[Records from a data source]
= Beginning of Section =

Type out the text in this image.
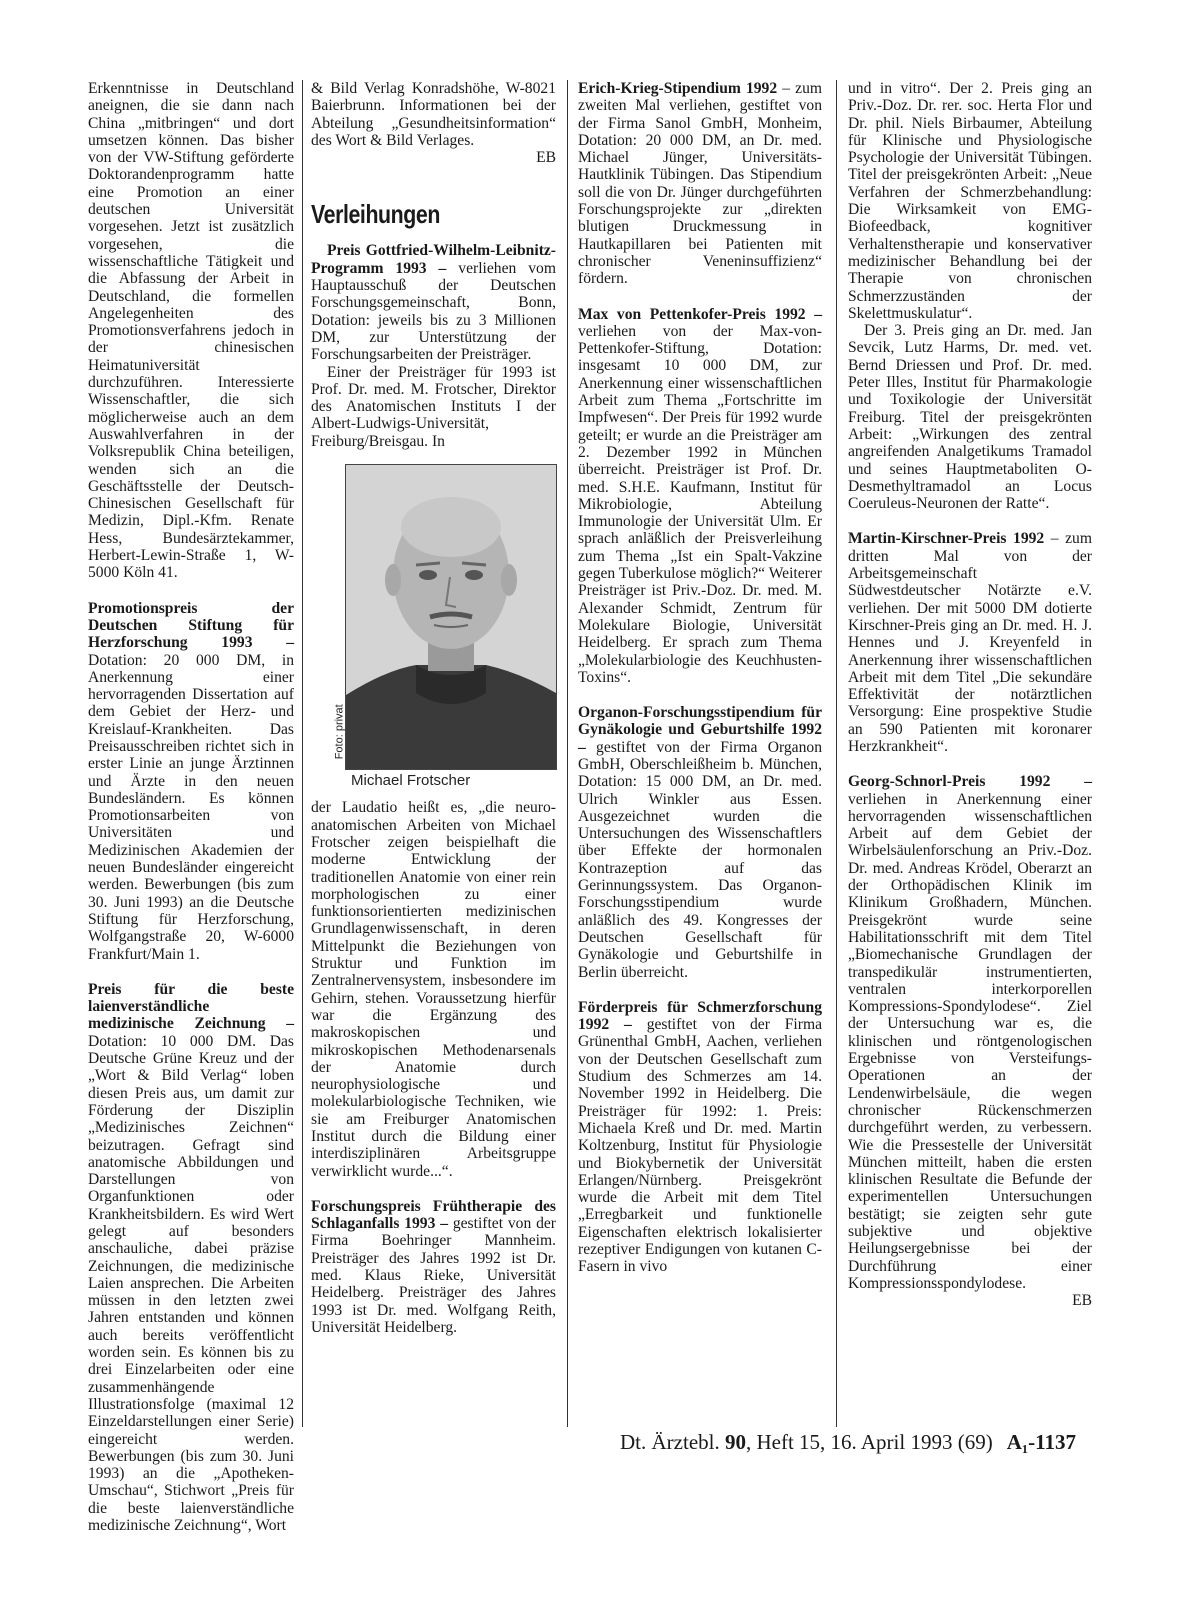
Erkenntnisse in Deutschland aneignen, die sie dann nach China „mitbringen“ und dort umsetzen können. Das bisher von der VW-Stiftung geförderte Doktorandenprogramm hatte eine Promotion an einer deutschen Universität vorgesehen. Jetzt ist zusätzlich vorgesehen, die wissenschaftliche Tätigkeit und die Abfassung der Arbeit in Deutschland, die formellen Angelegenheiten des Promotionsverfahrens jedoch in der chinesischen Heimatuniversität durchzuführen. Interessierte Wissenschaftler, die sich möglicherweise auch an dem Auswahlverfahren in der Volksrepublik China beteiligen, wenden sich an die Geschäftsstelle der Deutsch-Chinesischen Gesellschaft für Medizin, Dipl.-Kfm. Renate Hess, Bundesärztekammer, Herbert-Lewin-Straße 1, W-5000 Köln 41.

Promotionspreis der Deutschen Stiftung für Herzforschung 1993 – Dotation: 20 000 DM, in Anerkennung einer hervorragenden Dissertation auf dem Gebiet der Herz- und Kreislauf-Krankheiten. Das Preisausschreiben richtet sich in erster Linie an junge Ärztinnen und Ärzte in den neuen Bundesländern. Es können Promotionsarbeiten von Universitäten und Medizinischen Akademien der neuen Bundesländer eingereicht werden. Bewerbungen (bis zum 30. Juni 1993) an die Deutsche Stiftung für Herzforschung, Wolfgangstraße 20, W-6000 Frankfurt/Main 1.

Preis für die beste laienverständliche medizinische Zeichnung – Dotation: 10 000 DM. Das Deutsche Grüne Kreuz und der „Wort & Bild Verlag“ loben diesen Preis aus, um damit zur Förderung der Disziplin „Medizinisches Zeichnen“ beizutragen. Gefragt sind anatomische Abbildungen und Darstellungen von Organfunktionen oder Krankheitsbildern. Es wird Wert gelegt auf besonders anschauliche, dabei präzise Zeichnungen, die medizinische Laien ansprechen. Die Arbeiten müssen in den letzten zwei Jahren entstanden und können auch bereits veröffentlicht worden sein. Es können bis zu drei Einzelarbeiten oder eine zusammenhängende Illustrationsfolge (maximal 12 Einzeldarstellungen einer Serie) eingereicht werden. Bewerbungen (bis zum 30. Juni 1993) an die „Apotheken-Umschau“, Stichwort „Preis für die beste laienverständliche medizinische Zeichnung“, Wort

& Bild Verlag Konradshöhe, W-8021 Baierbrunn. Informationen bei der Abteilung „Gesundheitsinformation“ des Wort & Bild Verlages.
EB

Verleihungen

Preis Gottfried-Wilhelm-Leibnitz-Programm 1993 – verliehen vom Hauptausschuß der Deutschen Forschungsgemeinschaft, Bonn, Dotation: jeweils bis zu 3 Millionen DM, zur Unterstützung der Forschungsarbeiten der Preisträger.

Einer der Preisträger für 1993 ist Prof. Dr. med. M. Frotscher, Direktor des Anatomischen Instituts I der Albert-Ludwigs-Universität, Freiburg/Breisgau. In

Foto: privat
Michael Frotscher

der Laudatio heißt es, „die neuro-anatomischen Arbeiten von Michael Frotscher zeigen beispielhaft die moderne Entwicklung der traditionellen Anatomie von einer rein morphologischen zu einer funktionsorientierten medizinischen Grundlagenwissenschaft, in deren Mittelpunkt die Beziehungen von Struktur und Funktion im Zentralnervensystem, insbesondere im Gehirn, stehen. Voraussetzung hierfür war die Ergänzung des makroskopischen und mikroskopischen Methodenarsenals der Anatomie durch neurophysiologische und molekularbiologische Techniken, wie sie am Freiburger Anatomischen Institut durch die Bildung einer interdisziplinären Arbeitsgruppe verwirklicht wurde...“.

Forschungspreis Frühtherapie des Schlaganfalls 1993 – gestiftet von der Firma Boehringer Mannheim. Preisträger des Jahres 1992 ist Dr. med. Klaus Rieke, Universität Heidelberg. Preisträger des Jahres 1993 ist Dr. med. Wolfgang Reith, Universität Heidelberg.

Erich-Krieg-Stipendium 1992 – zum zweiten Mal verliehen, gestiftet von der Firma Sanol GmbH, Monheim, Dotation: 20 000 DM, an Dr. med. Michael Jünger, Universitäts-Hautklinik Tübingen. Das Stipendium soll die von Dr. Jünger durchgeführten Forschungsprojekte zur „direkten blutigen Druckmessung in Hautkapillaren bei Patienten mit chronischer Veneninsuffizienz“ fördern.

Max von Pettenkofer-Preis 1992 – verliehen von der Max-von-Pettenkofer-Stiftung, Dotation: insgesamt 10 000 DM, zur Anerkennung einer wissenschaftlichen Arbeit zum Thema „Fortschritte im Impfwesen“. Der Preis für 1992 wurde geteilt; er wurde an die Preisträger am 2. Dezember 1992 in München überreicht. Preisträger ist Prof. Dr. med. S.H.E. Kaufmann, Institut für Mikrobiologie, Abteilung Immunologie der Universität Ulm. Er sprach anläßlich der Preisverleihung zum Thema „Ist ein Spalt-Vakzine gegen Tuberkulose möglich?“ Weiterer Preisträger ist Priv.-Doz. Dr. med. M. Alexander Schmidt, Zentrum für Molekulare Biologie, Universität Heidelberg. Er sprach zum Thema „Molekularbiologie des Keuchhusten-Toxins“.

Organon-Forschungsstipendium für Gynäkologie und Geburtshilfe 1992 – gestiftet von der Firma Organon GmbH, Oberschleißheim b. München, Dotation: 15 000 DM, an Dr. med. Ulrich Winkler aus Essen. Ausgezeichnet wurden die Untersuchungen des Wissenschaftlers über Effekte der hormonalen Kontrazeption auf das Gerinnungssystem. Das Organon-Forschungsstipendium wurde anläßlich des 49. Kongresses der Deutschen Gesellschaft für Gynäkologie und Geburtshilfe in Berlin überreicht.

Förderpreis für Schmerzforschung 1992 – gestiftet von der Firma Grünenthal GmbH, Aachen, verliehen von der Deutschen Gesellschaft zum Studium des Schmerzes am 14. November 1992 in Heidelberg. Die Preisträger für 1992: 1. Preis: Michaela Kreß und Dr. med. Martin Koltzenburg, Institut für Physiologie und Biokybernetik der Universität Erlangen/Nürnberg. Preisgekrönt wurde die Arbeit mit dem Titel „Erregbarkeit und funktionelle Eigenschaften elektrisch lokalisierter rezeptiver Endigungen von kutanen C-Fasern in vivo

und in vitro“. Der 2. Preis ging an Priv.-Doz. Dr. rer. soc. Herta Flor und Dr. phil. Niels Birbaumer, Abteilung für Klinische und Physiologische Psychologie der Universität Tübingen. Titel der preisgekrönten Arbeit: „Neue Verfahren der Schmerzbehandlung: Die Wirksamkeit von EMG-Biofeedback, kognitiver Verhaltenstherapie und konservativer medizinischer Behandlung bei der Therapie von chronischen Schmerzzuständen der Skelettmuskulatur“.

Der 3. Preis ging an Dr. med. Jan Sevcik, Lutz Harms, Dr. med. vet. Bernd Driessen und Prof. Dr. med. Peter Illes, Institut für Pharmakologie und Toxikologie der Universität Freiburg. Titel der preisgekrönten Arbeit: „Wirkungen des zentral angreifenden Analgetikums Tramadol und seines Hauptmetaboliten O-Desmethyltramadol an Locus Coeruleus-Neuronen der Ratte“.

Martin-Kirschner-Preis 1992 – zum dritten Mal von der Arbeitsgemeinschaft Südwestdeutscher Notärzte e.V. verliehen. Der mit 5000 DM dotierte Kirschner-Preis ging an Dr. med. H. J. Hennes und J. Kreyenfeld in Anerkennung ihrer wissenschaftlichen Arbeit mit dem Titel „Die sekundäre Effektivität der notärztlichen Versorgung: Eine prospektive Studie an 590 Patienten mit koronarer Herzkrankheit“.

Georg-Schnorl-Preis 1992 – verliehen in Anerkennung einer hervorragenden wissenschaftlichen Arbeit auf dem Gebiet der Wirbelsäulenforschung an Priv.-Doz. Dr. med. Andreas Krödel, Oberarzt an der Orthopädischen Klinik im Klinikum Großhadern, München. Preisgekrönt wurde seine Habilitationsschrift mit dem Titel „Biomechanische Grundlagen der transpedikulär instrumentierten, ventralen interkorporellen Kompressions-Spondylodese“. Ziel der Untersuchung war es, die klinischen und röntgenologischen Ergebnisse von Versteifungs-Operationen an der Lendenwirbelsäule, die wegen chronischer Rückenschmerzen durchgeführt werden, zu verbessern. Wie die Pressestelle der Universität München mitteilt, haben die ersten klinischen Resultate die Befunde der experimentellen Untersuchungen bestätigt; sie zeigten sehr gute subjektive und objektive Heilungsergebnisse bei der Durchführung einer Kompressionsspondylodese.
EB

Dt. Ärztebl. 90, Heft 15, 16. April 1993 (69) A₁-1137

= End of Section =

▶ [ACTIVITY]: Given the word "auch", show every line of the records that contains it.

▶ [ANSWER BELOW]:
Erkenntnisse in Deutschland aneignen, die sie dann nach China „mitbringen“ und dort umsetzen können. Das bisher von der VW-Stiftung geförderte Doktorandenprogramm hatte eine Promotion an einer deutschen Universität vorgesehen. Jetzt ist zusätzlich vorgesehen, die wissenschaftliche Tätigkeit und die Abfassung der Arbeit in Deutschland, die formellen Angelegenheiten des Promotionsverfahrens jedoch in der chinesischen Heimatuniversität durchzuführen. Interessierte Wissenschaftler, die sich möglicherweise auch an dem Auswahlverfahren in der Volksrepublik China beteiligen, wenden sich an die Geschäftsstelle der Deutsch-Chinesischen Gesellschaft für Medizin, Dipl.-Kfm. Renate Hess, Bundesärztekammer, Herbert-Lewin-Straße 1, W-5000 Köln 41.
Preis für die beste laienverständliche medizinische Zeichnung – Dotation: 10 000 DM. Das Deutsche Grüne Kreuz und der „Wort & Bild Verlag“ loben diesen Preis aus, um damit zur Förderung der Disziplin „Medizinisches Zeichnen“ beizutragen. Gefragt sind anatomische Abbildungen und Darstellungen von Organfunktionen oder Krankheitsbildern. Es wird Wert gelegt auf besonders anschauliche, dabei präzise Zeichnungen, die medizinische Laien ansprechen. Die Arbeiten müssen in den letzten zwei Jahren entstanden und können auch bereits veröffentlicht worden sein. Es können bis zu drei Einzelarbeiten oder eine zusammenhängende Illustrationsfolge (maximal 12 Einzeldarstellungen einer Serie) eingereicht werden. Bewerbungen (bis zum 30. Juni 1993) an die „Apotheken-Umschau“, Stichwort „Preis für die beste laienverständliche medizinische Zeichnung“, Wort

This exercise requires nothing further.